▶ _EXTRACTED RECORDS_:
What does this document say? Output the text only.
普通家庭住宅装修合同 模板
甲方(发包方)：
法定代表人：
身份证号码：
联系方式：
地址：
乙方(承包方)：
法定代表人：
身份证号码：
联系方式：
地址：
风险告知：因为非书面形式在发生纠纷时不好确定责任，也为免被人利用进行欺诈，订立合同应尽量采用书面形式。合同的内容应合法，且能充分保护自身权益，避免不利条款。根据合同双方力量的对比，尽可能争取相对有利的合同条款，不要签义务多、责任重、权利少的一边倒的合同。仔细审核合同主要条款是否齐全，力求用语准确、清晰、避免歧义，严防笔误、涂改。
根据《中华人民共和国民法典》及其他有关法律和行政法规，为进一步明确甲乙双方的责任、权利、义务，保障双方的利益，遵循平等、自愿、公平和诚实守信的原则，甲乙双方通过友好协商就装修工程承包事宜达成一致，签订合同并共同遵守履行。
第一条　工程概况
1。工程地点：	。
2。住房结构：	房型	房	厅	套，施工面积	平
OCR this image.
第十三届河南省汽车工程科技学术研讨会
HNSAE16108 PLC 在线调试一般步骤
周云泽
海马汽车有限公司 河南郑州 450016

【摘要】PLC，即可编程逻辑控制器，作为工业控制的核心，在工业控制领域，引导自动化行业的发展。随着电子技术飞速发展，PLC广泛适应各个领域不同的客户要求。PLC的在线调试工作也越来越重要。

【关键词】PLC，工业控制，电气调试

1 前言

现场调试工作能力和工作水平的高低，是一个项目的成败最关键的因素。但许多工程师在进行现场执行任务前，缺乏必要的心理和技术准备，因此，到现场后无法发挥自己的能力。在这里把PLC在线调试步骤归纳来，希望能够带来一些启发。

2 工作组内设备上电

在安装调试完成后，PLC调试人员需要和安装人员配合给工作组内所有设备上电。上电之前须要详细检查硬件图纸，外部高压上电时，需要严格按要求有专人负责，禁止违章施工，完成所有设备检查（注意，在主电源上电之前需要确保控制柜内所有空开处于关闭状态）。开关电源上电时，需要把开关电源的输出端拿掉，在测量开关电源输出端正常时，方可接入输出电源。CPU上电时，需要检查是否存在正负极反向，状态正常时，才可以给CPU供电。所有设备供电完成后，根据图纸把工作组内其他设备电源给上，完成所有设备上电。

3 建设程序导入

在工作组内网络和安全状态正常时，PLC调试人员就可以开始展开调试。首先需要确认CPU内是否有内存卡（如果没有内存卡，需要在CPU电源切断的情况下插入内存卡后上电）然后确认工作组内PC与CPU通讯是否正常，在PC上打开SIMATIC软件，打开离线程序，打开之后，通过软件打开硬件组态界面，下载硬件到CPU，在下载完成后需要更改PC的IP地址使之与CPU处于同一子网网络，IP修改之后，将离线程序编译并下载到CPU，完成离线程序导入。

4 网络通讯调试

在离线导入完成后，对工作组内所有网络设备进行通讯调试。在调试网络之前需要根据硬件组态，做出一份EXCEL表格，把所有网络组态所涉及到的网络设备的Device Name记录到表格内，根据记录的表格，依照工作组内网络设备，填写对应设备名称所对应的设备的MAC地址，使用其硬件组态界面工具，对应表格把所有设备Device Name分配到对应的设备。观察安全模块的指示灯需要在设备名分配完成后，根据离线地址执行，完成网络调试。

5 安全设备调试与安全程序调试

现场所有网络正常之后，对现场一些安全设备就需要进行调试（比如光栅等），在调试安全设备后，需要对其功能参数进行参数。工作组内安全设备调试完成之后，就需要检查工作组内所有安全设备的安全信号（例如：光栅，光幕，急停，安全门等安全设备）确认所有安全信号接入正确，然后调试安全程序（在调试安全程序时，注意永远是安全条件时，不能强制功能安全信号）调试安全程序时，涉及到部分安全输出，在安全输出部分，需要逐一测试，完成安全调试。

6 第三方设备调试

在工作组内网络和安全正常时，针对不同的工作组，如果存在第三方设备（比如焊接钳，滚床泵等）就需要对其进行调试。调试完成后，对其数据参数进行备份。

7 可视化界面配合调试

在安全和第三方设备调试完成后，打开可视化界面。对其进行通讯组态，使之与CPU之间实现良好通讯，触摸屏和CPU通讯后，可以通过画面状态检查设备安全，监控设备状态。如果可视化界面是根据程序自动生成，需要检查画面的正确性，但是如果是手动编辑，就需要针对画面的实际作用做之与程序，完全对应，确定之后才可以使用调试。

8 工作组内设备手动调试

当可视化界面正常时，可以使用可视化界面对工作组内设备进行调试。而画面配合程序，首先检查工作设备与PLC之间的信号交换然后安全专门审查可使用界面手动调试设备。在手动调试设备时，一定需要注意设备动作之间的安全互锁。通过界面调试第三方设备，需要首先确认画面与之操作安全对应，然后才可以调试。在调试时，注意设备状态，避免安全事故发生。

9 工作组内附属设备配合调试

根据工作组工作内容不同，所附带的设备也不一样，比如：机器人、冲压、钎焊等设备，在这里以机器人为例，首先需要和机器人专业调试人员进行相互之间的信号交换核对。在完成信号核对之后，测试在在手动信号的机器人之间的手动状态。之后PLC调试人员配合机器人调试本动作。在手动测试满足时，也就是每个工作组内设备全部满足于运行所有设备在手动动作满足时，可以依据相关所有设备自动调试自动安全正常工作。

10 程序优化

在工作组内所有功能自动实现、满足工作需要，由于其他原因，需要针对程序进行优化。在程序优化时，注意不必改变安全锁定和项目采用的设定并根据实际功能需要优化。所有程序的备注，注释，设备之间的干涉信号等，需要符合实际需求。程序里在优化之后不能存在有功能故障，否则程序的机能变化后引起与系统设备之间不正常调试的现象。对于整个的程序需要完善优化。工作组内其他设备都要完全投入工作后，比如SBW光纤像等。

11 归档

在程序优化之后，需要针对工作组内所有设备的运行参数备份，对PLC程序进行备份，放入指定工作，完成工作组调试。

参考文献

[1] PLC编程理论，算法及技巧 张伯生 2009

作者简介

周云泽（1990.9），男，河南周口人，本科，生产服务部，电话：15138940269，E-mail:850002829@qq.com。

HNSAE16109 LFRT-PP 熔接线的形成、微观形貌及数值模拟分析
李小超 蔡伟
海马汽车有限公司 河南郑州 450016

▶ _THE TASK_: Reproduce the material exactly, with every line intact.

▶ _RESULT BELOW_:
What does this document say? Output the text only.
普通家庭住宅装修合同 模板
甲方(发包方)：
法定代表人：
身份证号码：
联系方式：
地址：
乙方(承包方)：
法定代表人：
身份证号码：
联系方式：
地址：
风险告知：因为非书面形式在发生纠纷时不好确定责任，也为免被人利用进行欺诈，订立合同应尽量采用书面形式。合同的内容应合法，且能充分保护自身权益，避免不利条款。根据合同双方力量的对比，尽可能争取相对有利的合同条款，不要签义务多、责任重、权利少的一边倒的合同。仔细审核合同主要条款是否齐全，力求用语准确、清晰、避免歧义，严防笔误、涂改。
根据《中华人民共和国民法典》及其他有关法律和行政法规，为进一步明确甲乙双方的责任、权利、义务，保障双方的利益，遵循平等、自愿、公平和诚实守信的原则，甲乙双方通过友好协商就装修工程承包事宜达成一致，签订合同并共同遵守履行。
第一条　工程概况
1。工程地点：	。
2。住房结构：	房型	房	厅	套，施工面积	平
OCR this image.
第十三届河南省汽车工程科技学术研讨会
HNSAE16108 PLC 在线调试一般步骤
周云泽
海马汽车有限公司 河南郑州 450016

【摘要】PLC，即可编程逻辑控制器，作为工业控制的核心，在工业控制领域，引导自动化行业的发展。随着电子技术飞速发展，PLC广泛适应各个领域不同的客户要求。PLC的在线调试工作也越来越重要。

【关键词】PLC，工业控制，电气调试

1 前言

现场调试工作能力和工作水平的高低，是一个项目的成败最关键的因素。但许多工程师在进行现场执行任务前，缺乏必要的心理和技术准备，因此，到现场后无法发挥自己的能力。在这里把PLC在线调试步骤归纳来，希望能够带来一些启发。

2 工作组内设备上电

在安装调试完成后，PLC调试人员需要和安装人员配合给工作组内所有设备上电。上电之前须要详细检查硬件图纸，外部高压上电时，需要严格按要求有专人负责，禁止违章施工，完成所有设备检查（注意，在主电源上电之前需要确保控制柜内所有空开处于关闭状态）。开关电源上电时，需要把开关电源的输出端拿掉，在测量开关电源输出端正常时，方可接入输出电源。CPU上电时，需要检查是否存在正负极反向，状态正常时，才可以给CPU供电。所有设备供电完成后，根据图纸把工作组内其他设备电源给上，完成所有设备上电。

3 建设程序导入

在工作组内网络和安全状态正常时，PLC调试人员就可以开始展开调试。首先需要确认CPU内是否有内存卡（如果没有内存卡，需要在CPU电源切断的情况下插入内存卡后上电）然后确认工作组内PC与CPU通讯是否正常，在PC上打开SIMATIC软件，打开离线程序，打开之后，通过软件打开硬件组态界面，下载硬件到CPU，在下载完成后需要更改PC的IP地址使之与CPU处于同一子网网络，IP修改之后，将离线程序编译并下载到CPU，完成离线程序导入。

4 网络通讯调试

在离线导入完成后，对工作组内所有网络设备进行通讯调试。在调试网络之前需要根据硬件组态，做出一份EXCEL表格，把所有网络组态所涉及到的网络设备的Device Name记录到表格内，根据记录的表格，依照工作组内网络设备，填写对应设备名称所对应的设备的MAC地址，使用其硬件组态界面工具，对应表格把所有设备Device Name分配到对应的设备。观察安全模块的指示灯需要在设备名分配完成后，根据离线地址执行，完成网络调试。

5 安全设备调试与安全程序调试

现场所有网络正常之后，对现场一些安全设备就需要进行调试（比如光栅等），在调试安全设备后，需要对其功能参数进行参数。工作组内安全设备调试完成之后，就需要检查工作组内所有安全设备的安全信号（例如：光栅，光幕，急停，安全门等安全设备）确认所有安全信号接入正确，然后调试安全程序（在调试安全程序时，注意永远是安全条件时，不能强制功能安全信号）调试安全程序时，涉及到部分安全输出，在安全输出部分，需要逐一测试，完成安全调试。

6 第三方设备调试

在工作组内网络和安全正常时，针对不同的工作组，如果存在第三方设备（比如焊接钳，滚床泵等）就需要对其进行调试。调试完成后，对其数据参数进行备份。

7 可视化界面配合调试

在安全和第三方设备调试完成后，打开可视化界面。对其进行通讯组态，使之与CPU之间实现良好通讯，触摸屏和CPU通讯后，可以通过画面状态检查设备安全，监控设备状态。如果可视化界面是根据程序自动生成，需要检查画面的正确性，但是如果是手动编辑，就需要针对画面的实际作用做之与程序，完全对应，确定之后才可以使用调试。

8 工作组内设备手动调试

当可视化界面正常时，可以使用可视化界面对工作组内设备进行调试。而画面配合程序，首先检查工作设备与PLC之间的信号交换然后安全专门审查可使用界面手动调试设备。在手动调试设备时，一定需要注意设备动作之间的安全互锁。通过界面调试第三方设备，需要首先确认画面与之操作安全对应，然后才可以调试。在调试时，注意设备状态，避免安全事故发生。

9 工作组内附属设备配合调试

根据工作组工作内容不同，所附带的设备也不一样，比如：机器人、冲压、钎焊等设备，在这里以机器人为例，首先需要和机器人专业调试人员进行相互之间的信号交换核对。在完成信号核对之后，测试在在手动信号的机器人之间的手动状态。之后PLC调试人员配合机器人调试本动作。在手动测试满足时，也就是每个工作组内设备全部满足于运行所有设备在手动动作满足时，可以依据相关所有设备自动调试自动安全正常工作。

10 程序优化

在工作组内所有功能自动实现、满足工作需要，由于其他原因，需要针对程序进行优化。在程序优化时，注意不必改变安全锁定和项目采用的设定并根据实际功能需要优化。所有程序的备注，注释，设备之间的干涉信号等，需要符合实际需求。程序里在优化之后不能存在有功能故障，否则程序的机能变化后引起与系统设备之间不正常调试的现象。对于整个的程序需要完善优化。工作组内其他设备都要完全投入工作后，比如SBW光纤像等。

11 归档

在程序优化之后，需要针对工作组内所有设备的运行参数备份，对PLC程序进行备份，放入指定工作，完成工作组调试。

参考文献

[1] PLC编程理论，算法及技巧 张伯生 2009

作者简介

周云泽（1990.9），男，河南周口人，本科，生产服务部，电话：15138940269，E-mail:850002829@qq.com。

HNSAE16109 LFRT-PP 熔接线的形成、微观形貌及数值模拟分析
李小超 蔡伟
海马汽车有限公司 河南郑州 450016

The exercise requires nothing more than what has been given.